* Data listing:
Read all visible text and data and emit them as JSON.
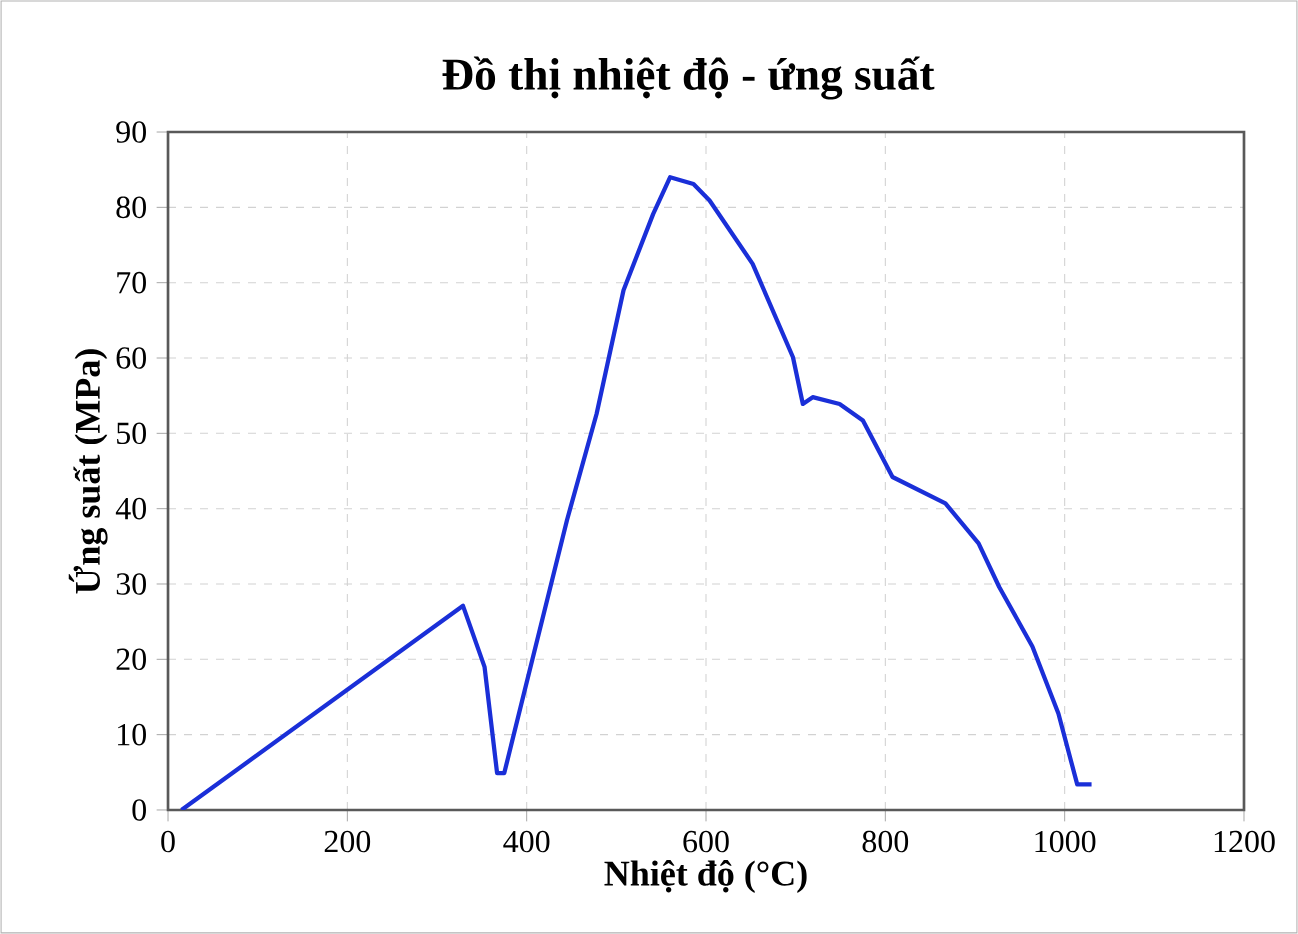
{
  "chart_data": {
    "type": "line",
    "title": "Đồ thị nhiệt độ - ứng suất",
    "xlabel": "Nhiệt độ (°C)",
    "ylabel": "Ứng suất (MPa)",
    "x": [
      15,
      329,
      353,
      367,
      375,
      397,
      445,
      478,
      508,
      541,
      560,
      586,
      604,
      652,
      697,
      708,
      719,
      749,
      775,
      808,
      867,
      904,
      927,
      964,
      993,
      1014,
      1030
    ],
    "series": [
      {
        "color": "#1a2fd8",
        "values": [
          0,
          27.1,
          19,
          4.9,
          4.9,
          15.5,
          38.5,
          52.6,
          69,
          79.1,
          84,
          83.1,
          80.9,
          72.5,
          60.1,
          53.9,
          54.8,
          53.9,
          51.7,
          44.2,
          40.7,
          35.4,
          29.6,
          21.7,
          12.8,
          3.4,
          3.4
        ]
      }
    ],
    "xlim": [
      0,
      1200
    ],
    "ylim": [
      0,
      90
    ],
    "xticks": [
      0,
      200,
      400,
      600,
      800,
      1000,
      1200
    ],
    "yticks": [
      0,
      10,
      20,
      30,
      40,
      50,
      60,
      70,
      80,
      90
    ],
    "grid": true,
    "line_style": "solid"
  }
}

* What you have to do: Print each record exactly as it stands, leaving the images out.

* Reply:
Read all visible text and data and emit them as JSON.
{
  "chart_data": {
    "type": "line",
    "title": "Đồ thị nhiệt độ - ứng suất",
    "xlabel": "Nhiệt độ (°C)",
    "ylabel": "Ứng suất (MPa)",
    "x": [
      15,
      329,
      353,
      367,
      375,
      397,
      445,
      478,
      508,
      541,
      560,
      586,
      604,
      652,
      697,
      708,
      719,
      749,
      775,
      808,
      867,
      904,
      927,
      964,
      993,
      1014,
      1030
    ],
    "series": [
      {
        "color": "#1a2fd8",
        "values": [
          0,
          27.1,
          19,
          4.9,
          4.9,
          15.5,
          38.5,
          52.6,
          69,
          79.1,
          84,
          83.1,
          80.9,
          72.5,
          60.1,
          53.9,
          54.8,
          53.9,
          51.7,
          44.2,
          40.7,
          35.4,
          29.6,
          21.7,
          12.8,
          3.4,
          3.4
        ]
      }
    ],
    "xlim": [
      0,
      1200
    ],
    "ylim": [
      0,
      90
    ],
    "xticks": [
      0,
      200,
      400,
      600,
      800,
      1000,
      1200
    ],
    "yticks": [
      0,
      10,
      20,
      30,
      40,
      50,
      60,
      70,
      80,
      90
    ],
    "grid": true,
    "line_style": "solid"
  }
}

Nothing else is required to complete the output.